Set down the records once more, please, exactly and with the pictures left out.

===== Records for this exercise

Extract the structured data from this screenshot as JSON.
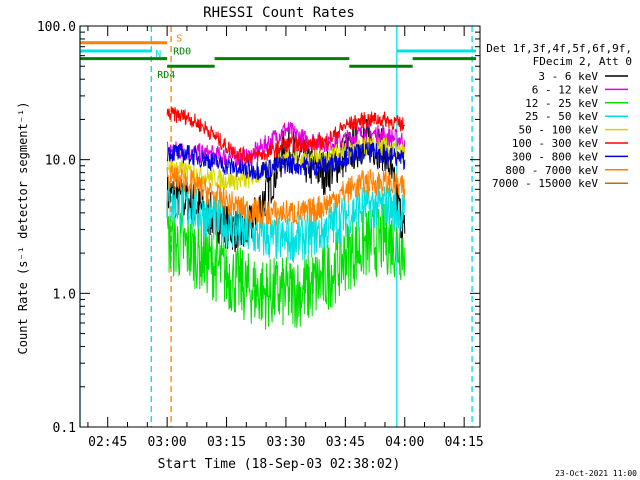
{
  "window": {
    "date_stamp": "23-Oct-2021 11:00"
  },
  "chart_data": {
    "type": "line",
    "title": "RHESSI Count Rates",
    "xlabel": "Start Time (18-Sep-03 02:38:02)",
    "ylabel": "Count Rate (s⁻¹ detector segment⁻¹)",
    "y_scale": "log",
    "ylim": [
      0.1,
      100.0
    ],
    "xlim": [
      "02:38",
      "04:19"
    ],
    "x_ticks": [
      "02:45",
      "03:00",
      "03:15",
      "03:30",
      "03:45",
      "04:00",
      "04:15"
    ],
    "y_ticks": [
      "0.1",
      "1.0",
      "10.0",
      "100.0"
    ],
    "legend_header": [
      "Det 1f,3f,4f,5f,6f,9f,",
      "FDecim 2, Att 0"
    ],
    "legend_position": "right",
    "series": [
      {
        "name": "3 - 6 keV",
        "color": "#000000",
        "x": [
          "03:00",
          "03:05",
          "03:10",
          "03:15",
          "03:20",
          "03:25",
          "03:30",
          "03:35",
          "03:40",
          "03:45",
          "03:50",
          "03:55",
          "04:00"
        ],
        "y": [
          5.5,
          5.0,
          4.0,
          3.2,
          2.7,
          5.5,
          13.0,
          9.5,
          8.0,
          11.0,
          14.0,
          12.0,
          2.8
        ]
      },
      {
        "name": "6 - 12 keV",
        "color": "#e000e0",
        "x": [
          "03:00",
          "03:05",
          "03:10",
          "03:15",
          "03:20",
          "03:25",
          "03:30",
          "03:35",
          "03:40",
          "03:45",
          "03:50",
          "03:55",
          "04:00"
        ],
        "y": [
          12.0,
          11.5,
          11.0,
          10.5,
          10.2,
          13.0,
          17.0,
          14.0,
          13.5,
          14.0,
          16.0,
          15.0,
          14.0
        ]
      },
      {
        "name": "12 - 25 keV",
        "color": "#00e000",
        "x": [
          "03:00",
          "03:05",
          "03:10",
          "03:15",
          "03:20",
          "03:25",
          "03:30",
          "03:35",
          "03:40",
          "03:45",
          "03:50",
          "03:55",
          "04:00"
        ],
        "y": [
          2.5,
          2.2,
          1.8,
          1.4,
          1.1,
          1.0,
          1.0,
          1.05,
          1.3,
          1.9,
          2.3,
          2.6,
          2.2
        ]
      },
      {
        "name": "25 - 50 keV",
        "color": "#00e0e0",
        "x": [
          "03:00",
          "03:05",
          "03:10",
          "03:15",
          "03:20",
          "03:25",
          "03:30",
          "03:35",
          "03:40",
          "03:45",
          "03:50",
          "03:55",
          "04:00"
        ],
        "y": [
          4.8,
          4.4,
          3.8,
          3.2,
          2.8,
          2.6,
          2.5,
          2.6,
          3.0,
          3.8,
          4.5,
          4.5,
          4.0
        ]
      },
      {
        "name": "50 - 100 keV",
        "color": "#d8d800",
        "x": [
          "03:00",
          "03:05",
          "03:10",
          "03:15",
          "03:20",
          "03:25",
          "03:30",
          "03:35",
          "03:40",
          "03:45",
          "03:50",
          "03:55",
          "04:00"
        ],
        "y": [
          9.0,
          8.2,
          7.5,
          7.0,
          7.0,
          8.2,
          10.5,
          10.0,
          10.5,
          11.5,
          12.5,
          12.5,
          11.0
        ]
      },
      {
        "name": "100 - 300 keV",
        "color": "#ff0000",
        "x": [
          "03:00",
          "03:05",
          "03:10",
          "03:15",
          "03:20",
          "03:25",
          "03:30",
          "03:35",
          "03:40",
          "03:45",
          "03:50",
          "03:55",
          "04:00"
        ],
        "y": [
          22.0,
          21.0,
          17.0,
          12.5,
          10.5,
          11.0,
          13.0,
          13.0,
          13.5,
          18.0,
          20.0,
          20.0,
          18.0
        ]
      },
      {
        "name": "300 - 800 keV",
        "color": "#0000e0",
        "x": [
          "03:00",
          "03:05",
          "03:10",
          "03:15",
          "03:20",
          "03:25",
          "03:30",
          "03:35",
          "03:40",
          "03:45",
          "03:50",
          "03:55",
          "04:00"
        ],
        "y": [
          11.5,
          11.0,
          10.0,
          9.0,
          8.3,
          8.5,
          9.3,
          9.0,
          9.0,
          10.5,
          11.5,
          11.0,
          10.0
        ]
      },
      {
        "name": "800 - 7000 keV",
        "color": "#ff8000",
        "x": [
          "03:00",
          "03:05",
          "03:10",
          "03:15",
          "03:20",
          "03:25",
          "03:30",
          "03:35",
          "03:40",
          "03:45",
          "03:50",
          "03:55",
          "04:00"
        ],
        "y": [
          7.5,
          7.0,
          5.8,
          4.8,
          4.2,
          4.0,
          4.0,
          4.0,
          4.6,
          5.8,
          6.8,
          6.8,
          6.0
        ]
      },
      {
        "name": "7000 - 15000 keV",
        "color": "#c07000",
        "x": [],
        "y": []
      }
    ],
    "flags": {
      "labels": {
        "s": "S",
        "n": "N",
        "rd0": "RD0",
        "rd4": "RD4"
      },
      "s": {
        "color": "#ff8000",
        "y_level": 75.0,
        "intervals": [
          [
            "02:38",
            "03:00"
          ]
        ]
      },
      "n": {
        "color": "#00e0e0",
        "y_level": 65.0,
        "intervals": [
          [
            "02:38",
            "02:56"
          ],
          [
            "03:58",
            "04:18"
          ]
        ]
      },
      "rd0": {
        "color": "#008000",
        "y_level": 57.0,
        "intervals": [
          [
            "02:38",
            "03:00"
          ],
          [
            "03:12",
            "03:46"
          ],
          [
            "04:02",
            "04:18"
          ]
        ]
      },
      "rd4": {
        "color": "#008000",
        "y_level": 50.0,
        "intervals": [
          [
            "03:00",
            "03:12"
          ],
          [
            "03:46",
            "04:02"
          ]
        ]
      }
    },
    "vertical_lines": [
      {
        "time": "02:38",
        "color": "#00e0e0",
        "style": "solid"
      },
      {
        "time": "02:56",
        "color": "#00e0e0",
        "style": "dashed"
      },
      {
        "time": "03:01",
        "color": "#ff8000",
        "style": "dashed"
      },
      {
        "time": "03:58",
        "color": "#00e0e0",
        "style": "solid"
      },
      {
        "time": "04:17",
        "color": "#00e0e0",
        "style": "dashed"
      }
    ]
  }
}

==========

**Task result:**
Extract the structured data from this screenshot as JSON.
{
  "window": {
    "date_stamp": "23-Oct-2021 11:00"
  },
  "chart_data": {
    "type": "line",
    "title": "RHESSI Count Rates",
    "xlabel": "Start Time (18-Sep-03 02:38:02)",
    "ylabel": "Count Rate (s⁻¹ detector segment⁻¹)",
    "y_scale": "log",
    "ylim": [
      0.1,
      100.0
    ],
    "xlim": [
      "02:38",
      "04:19"
    ],
    "x_ticks": [
      "02:45",
      "03:00",
      "03:15",
      "03:30",
      "03:45",
      "04:00",
      "04:15"
    ],
    "y_ticks": [
      "0.1",
      "1.0",
      "10.0",
      "100.0"
    ],
    "legend_header": [
      "Det 1f,3f,4f,5f,6f,9f,",
      "FDecim 2, Att 0"
    ],
    "legend_position": "right",
    "series": [
      {
        "name": "3 - 6 keV",
        "color": "#000000",
        "x": [
          "03:00",
          "03:05",
          "03:10",
          "03:15",
          "03:20",
          "03:25",
          "03:30",
          "03:35",
          "03:40",
          "03:45",
          "03:50",
          "03:55",
          "04:00"
        ],
        "y": [
          5.5,
          5.0,
          4.0,
          3.2,
          2.7,
          5.5,
          13.0,
          9.5,
          8.0,
          11.0,
          14.0,
          12.0,
          2.8
        ]
      },
      {
        "name": "6 - 12 keV",
        "color": "#e000e0",
        "x": [
          "03:00",
          "03:05",
          "03:10",
          "03:15",
          "03:20",
          "03:25",
          "03:30",
          "03:35",
          "03:40",
          "03:45",
          "03:50",
          "03:55",
          "04:00"
        ],
        "y": [
          12.0,
          11.5,
          11.0,
          10.5,
          10.2,
          13.0,
          17.0,
          14.0,
          13.5,
          14.0,
          16.0,
          15.0,
          14.0
        ]
      },
      {
        "name": "12 - 25 keV",
        "color": "#00e000",
        "x": [
          "03:00",
          "03:05",
          "03:10",
          "03:15",
          "03:20",
          "03:25",
          "03:30",
          "03:35",
          "03:40",
          "03:45",
          "03:50",
          "03:55",
          "04:00"
        ],
        "y": [
          2.5,
          2.2,
          1.8,
          1.4,
          1.1,
          1.0,
          1.0,
          1.05,
          1.3,
          1.9,
          2.3,
          2.6,
          2.2
        ]
      },
      {
        "name": "25 - 50 keV",
        "color": "#00e0e0",
        "x": [
          "03:00",
          "03:05",
          "03:10",
          "03:15",
          "03:20",
          "03:25",
          "03:30",
          "03:35",
          "03:40",
          "03:45",
          "03:50",
          "03:55",
          "04:00"
        ],
        "y": [
          4.8,
          4.4,
          3.8,
          3.2,
          2.8,
          2.6,
          2.5,
          2.6,
          3.0,
          3.8,
          4.5,
          4.5,
          4.0
        ]
      },
      {
        "name": "50 - 100 keV",
        "color": "#d8d800",
        "x": [
          "03:00",
          "03:05",
          "03:10",
          "03:15",
          "03:20",
          "03:25",
          "03:30",
          "03:35",
          "03:40",
          "03:45",
          "03:50",
          "03:55",
          "04:00"
        ],
        "y": [
          9.0,
          8.2,
          7.5,
          7.0,
          7.0,
          8.2,
          10.5,
          10.0,
          10.5,
          11.5,
          12.5,
          12.5,
          11.0
        ]
      },
      {
        "name": "100 - 300 keV",
        "color": "#ff0000",
        "x": [
          "03:00",
          "03:05",
          "03:10",
          "03:15",
          "03:20",
          "03:25",
          "03:30",
          "03:35",
          "03:40",
          "03:45",
          "03:50",
          "03:55",
          "04:00"
        ],
        "y": [
          22.0,
          21.0,
          17.0,
          12.5,
          10.5,
          11.0,
          13.0,
          13.0,
          13.5,
          18.0,
          20.0,
          20.0,
          18.0
        ]
      },
      {
        "name": "300 - 800 keV",
        "color": "#0000e0",
        "x": [
          "03:00",
          "03:05",
          "03:10",
          "03:15",
          "03:20",
          "03:25",
          "03:30",
          "03:35",
          "03:40",
          "03:45",
          "03:50",
          "03:55",
          "04:00"
        ],
        "y": [
          11.5,
          11.0,
          10.0,
          9.0,
          8.3,
          8.5,
          9.3,
          9.0,
          9.0,
          10.5,
          11.5,
          11.0,
          10.0
        ]
      },
      {
        "name": "800 - 7000 keV",
        "color": "#ff8000",
        "x": [
          "03:00",
          "03:05",
          "03:10",
          "03:15",
          "03:20",
          "03:25",
          "03:30",
          "03:35",
          "03:40",
          "03:45",
          "03:50",
          "03:55",
          "04:00"
        ],
        "y": [
          7.5,
          7.0,
          5.8,
          4.8,
          4.2,
          4.0,
          4.0,
          4.0,
          4.6,
          5.8,
          6.8,
          6.8,
          6.0
        ]
      },
      {
        "name": "7000 - 15000 keV",
        "color": "#c07000",
        "x": [],
        "y": []
      }
    ],
    "flags": {
      "labels": {
        "s": "S",
        "n": "N",
        "rd0": "RD0",
        "rd4": "RD4"
      },
      "s": {
        "color": "#ff8000",
        "y_level": 75.0,
        "intervals": [
          [
            "02:38",
            "03:00"
          ]
        ]
      },
      "n": {
        "color": "#00e0e0",
        "y_level": 65.0,
        "intervals": [
          [
            "02:38",
            "02:56"
          ],
          [
            "03:58",
            "04:18"
          ]
        ]
      },
      "rd0": {
        "color": "#008000",
        "y_level": 57.0,
        "intervals": [
          [
            "02:38",
            "03:00"
          ],
          [
            "03:12",
            "03:46"
          ],
          [
            "04:02",
            "04:18"
          ]
        ]
      },
      "rd4": {
        "color": "#008000",
        "y_level": 50.0,
        "intervals": [
          [
            "03:00",
            "03:12"
          ],
          [
            "03:46",
            "04:02"
          ]
        ]
      }
    },
    "vertical_lines": [
      {
        "time": "02:38",
        "color": "#00e0e0",
        "style": "solid"
      },
      {
        "time": "02:56",
        "color": "#00e0e0",
        "style": "dashed"
      },
      {
        "time": "03:01",
        "color": "#ff8000",
        "style": "dashed"
      },
      {
        "time": "03:58",
        "color": "#00e0e0",
        "style": "solid"
      },
      {
        "time": "04:17",
        "color": "#00e0e0",
        "style": "dashed"
      }
    ]
  }
}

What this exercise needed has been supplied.